# JOB
Work through the data line by line, gathering every line that has the word "payroll".

# TASK MATERIAL
___

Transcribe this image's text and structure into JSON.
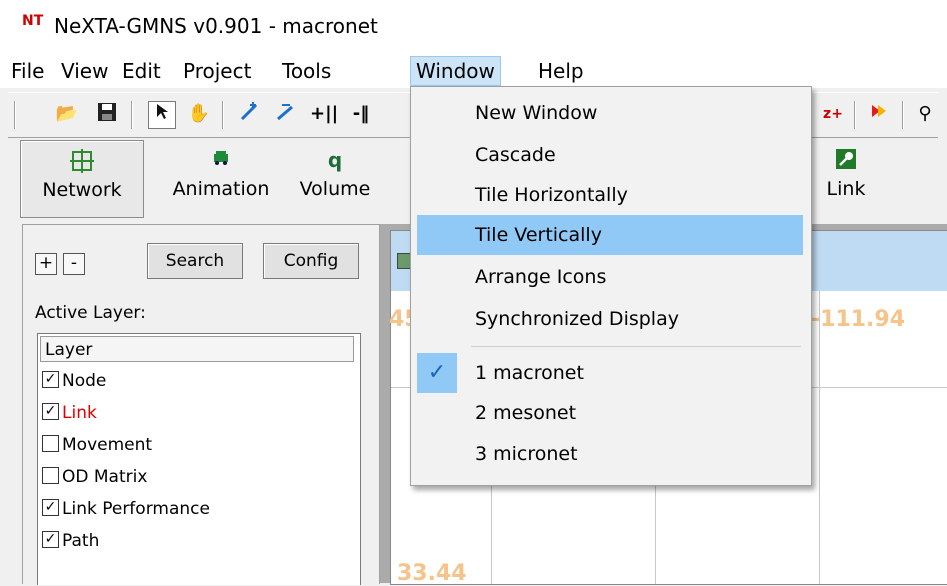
{
  "window": {
    "icon": "NT",
    "title": "NeXTA-GMNS v0.901 - macronet"
  },
  "menubar": [
    "File",
    "View",
    "Edit",
    "Project",
    "Tools",
    "Window",
    "Help"
  ],
  "toolbar": {
    "icons": [
      "open-folder-icon",
      "save-icon",
      "select-arrow-icon",
      "hand-pan-icon",
      "add-node-icon",
      "add-link-icon",
      "split-icon",
      "split-icon-2",
      "zoom-icon",
      "movement-icon",
      "search-icon"
    ]
  },
  "modes": [
    {
      "label": "Network",
      "icon": "network-grid-icon",
      "color": "#2e8b2e",
      "glyph": "⊞"
    },
    {
      "label": "Animation",
      "icon": "car-icon",
      "color": "#1f8a3a",
      "glyph": "⛟"
    },
    {
      "label": "Volume",
      "icon": "volume-icon",
      "color": "#1f6b3a",
      "glyph": "q"
    },
    {
      "label": "Link",
      "icon": "link-key-icon",
      "color": "#1f7a2a",
      "glyph": "⚿"
    }
  ],
  "leftpanel": {
    "plus": "+",
    "minus": "-",
    "search": "Search",
    "config": "Config",
    "active_layer": "Active Layer:",
    "layer_header": "Layer",
    "layers": [
      {
        "name": "Node",
        "checked": true,
        "color": "#000000"
      },
      {
        "name": "Link",
        "checked": true,
        "color": "#e00000"
      },
      {
        "name": "Movement",
        "checked": false,
        "color": "#000000"
      },
      {
        "name": "OD Matrix",
        "checked": false,
        "color": "#000000"
      },
      {
        "name": "Link Performance",
        "checked": true,
        "color": "#000000"
      },
      {
        "name": "Path",
        "checked": true,
        "color": "#000000"
      }
    ]
  },
  "canvas": {
    "coord_right": "-111.94",
    "coord_left_partial": "45",
    "coord_bottom_partial": "33.44"
  },
  "window_menu": {
    "items": [
      {
        "label": "New Window"
      },
      {
        "label": "Cascade"
      },
      {
        "label": "Tile Horizontally"
      },
      {
        "label": "Tile Vertically"
      },
      {
        "label": "Arrange Icons"
      },
      {
        "label": "Synchronized Display"
      },
      {
        "label": "1 macronet"
      },
      {
        "label": "2 mesonet"
      },
      {
        "label": "3 micronet"
      }
    ],
    "highlighted": "Tile Vertically",
    "checked": "1 macronet"
  },
  "colors": {
    "menu_highlight": "#90c8f6",
    "active_menu": "#cce4f7"
  }
}
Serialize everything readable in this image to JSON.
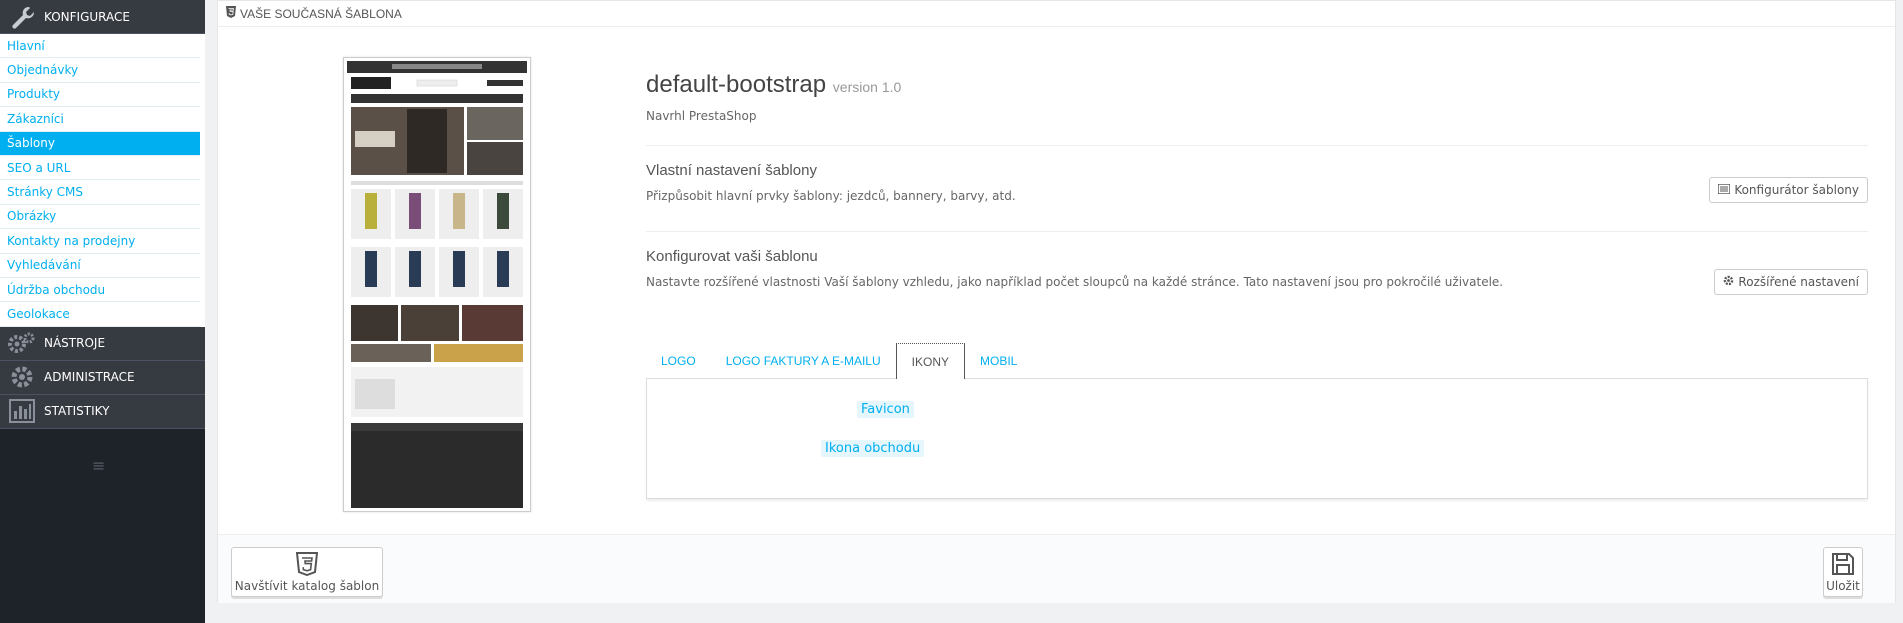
{
  "sidebar": {
    "sections": {
      "konfigurace": "KONFIGURACE",
      "nastroje": "NÁSTROJE",
      "administrace": "ADMINISTRACE",
      "statistiky": "STATISTIKY"
    },
    "items": [
      {
        "label": "Hlavní"
      },
      {
        "label": "Objednávky"
      },
      {
        "label": "Produkty"
      },
      {
        "label": "Zákazníci"
      },
      {
        "label": "Šablony"
      },
      {
        "label": "SEO a URL"
      },
      {
        "label": "Stránky CMS"
      },
      {
        "label": "Obrázky"
      },
      {
        "label": "Kontakty na prodejny"
      },
      {
        "label": "Vyhledávání"
      },
      {
        "label": "Údržba obchodu"
      },
      {
        "label": "Geolokace"
      }
    ],
    "toggle_icon": "≡"
  },
  "panel": {
    "heading": "VAŠE SOUČASNÁ ŠABLONA",
    "theme_name": "default-bootstrap",
    "version": "version 1.0",
    "author": "Navrhl PrestaShop",
    "custom_title": "Vlastní nastavení šablony",
    "custom_desc": "Přizpůsobit hlavní prvky šablony: jezdců, bannery, barvy, atd.",
    "custom_button": "Konfigurátor šablony",
    "config_title": "Konfigurovat vaši šablonu",
    "config_desc": "Nastavte rozšířené vlastnosti Vaší šablony vzhledu, jako například počet sloupců na každé stránce. Tato nastavení jsou pro pokročilé uživatele.",
    "config_button": "Rozšířené nastavení",
    "tabs": [
      "LOGO",
      "LOGO FAKTURY A E-MAILU",
      "IKONY",
      "MOBIL"
    ],
    "fields": {
      "favicon": "Favicon",
      "store_icon": "Ikona obchodu"
    },
    "footer": {
      "catalog_button": "Navštívit katalog šablon",
      "save_button": "Uložit"
    }
  },
  "colors": {
    "accent": "#00aff0",
    "sidebar_bg": "#1e2229",
    "sidebar_section": "#363a41"
  }
}
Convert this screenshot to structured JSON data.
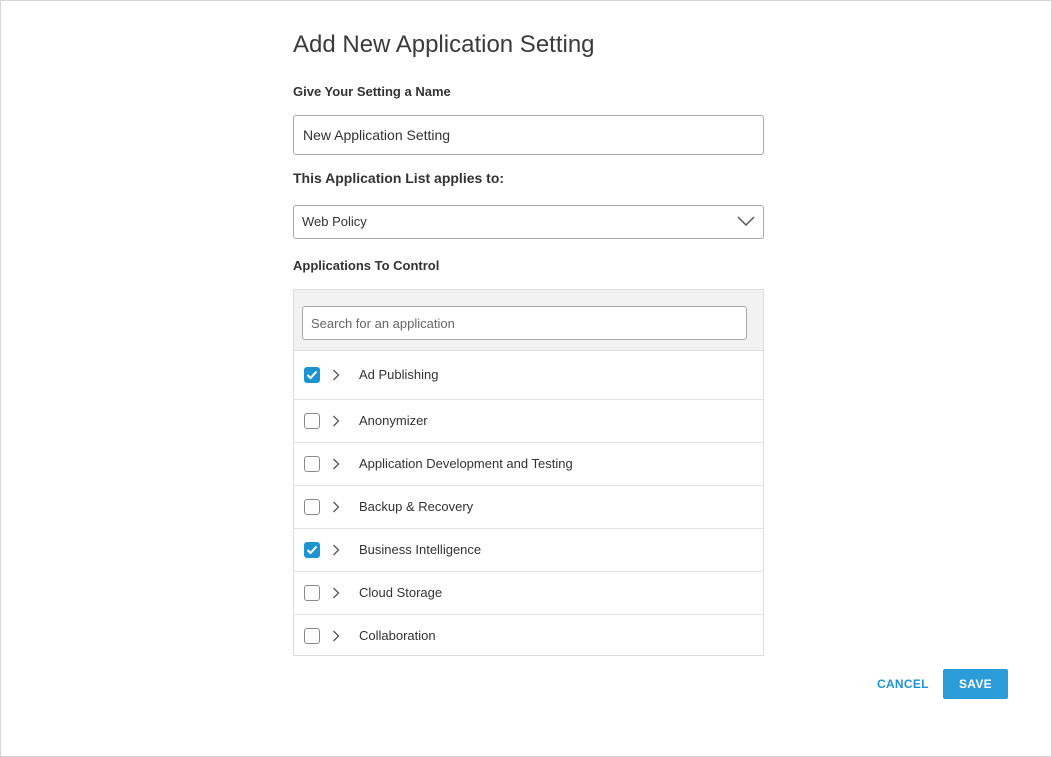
{
  "dialog": {
    "title": "Add New Application Setting",
    "name_label": "Give Your Setting a Name",
    "name_value": "New Application Setting",
    "applies_label": "This Application List applies to:",
    "applies_value": "Web Policy",
    "apps_label": "Applications To Control",
    "search_placeholder": "Search for an application",
    "apps": [
      {
        "label": "Ad Publishing",
        "checked": true
      },
      {
        "label": "Anonymizer",
        "checked": false
      },
      {
        "label": "Application Development and Testing",
        "checked": false
      },
      {
        "label": "Backup & Recovery",
        "checked": false
      },
      {
        "label": "Business Intelligence",
        "checked": true
      },
      {
        "label": "Cloud Storage",
        "checked": false
      },
      {
        "label": "Collaboration",
        "checked": false
      }
    ]
  },
  "actions": {
    "cancel_label": "CANCEL",
    "save_label": "SAVE"
  },
  "colors": {
    "accent": "#1e93d2",
    "save_bg": "#2b9cd8"
  },
  "icons": {
    "select_caret": "chevron-down-icon",
    "row_expand": "chevron-right-icon",
    "checkbox_mark": "checkmark-icon"
  }
}
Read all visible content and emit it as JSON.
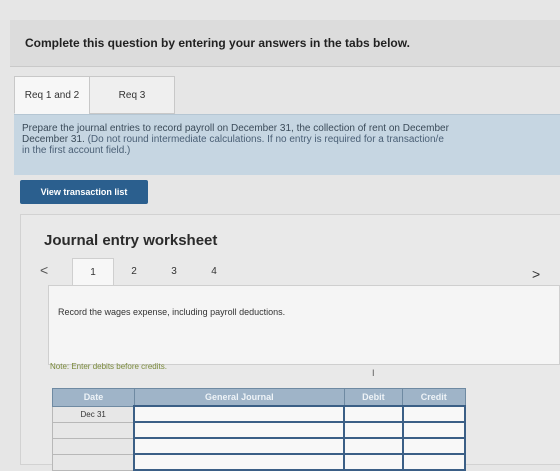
{
  "header": {
    "instruction": "Complete this question by entering your answers in the tabs below."
  },
  "tabs": [
    {
      "label": "Req 1 and 2",
      "active": true
    },
    {
      "label": "Req 3",
      "active": false
    }
  ],
  "info": {
    "line1": "Prepare the journal entries to record payroll on December 31, the collection of rent on December",
    "line2a": "December 31. ",
    "line2b": "(Do not round intermediate calculations. If no entry is required for a transaction/e",
    "line3": "in the first account field.)"
  },
  "view_button": {
    "label": "View transaction list"
  },
  "worksheet": {
    "title": "Journal entry worksheet",
    "nav_prev": "<",
    "nav_next": ">",
    "pages": [
      "1",
      "2",
      "3",
      "4"
    ],
    "active_page": "1",
    "instruction": "Record the wages expense, including payroll deductions.",
    "note": "Note: Enter debits before credits.",
    "cursor_mark": "I"
  },
  "journal": {
    "columns": {
      "date": "Date",
      "general_journal": "General Journal",
      "debit": "Debit",
      "credit": "Credit"
    },
    "rows": [
      {
        "date": "Dec 31"
      },
      {
        "date": ""
      },
      {
        "date": ""
      },
      {
        "date": ""
      }
    ]
  },
  "colors": {
    "accent": "#2b5f8e",
    "info_bg": "#c6d6e2",
    "table_header": "#9fb4c8"
  }
}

___

# SOLUTION TO THE EXERCISE
    "line1": "Prepare the journal entries to record payroll on December 31, the collection of rent on December",
    "instruction": "Record the wages expense, including payroll deductions.",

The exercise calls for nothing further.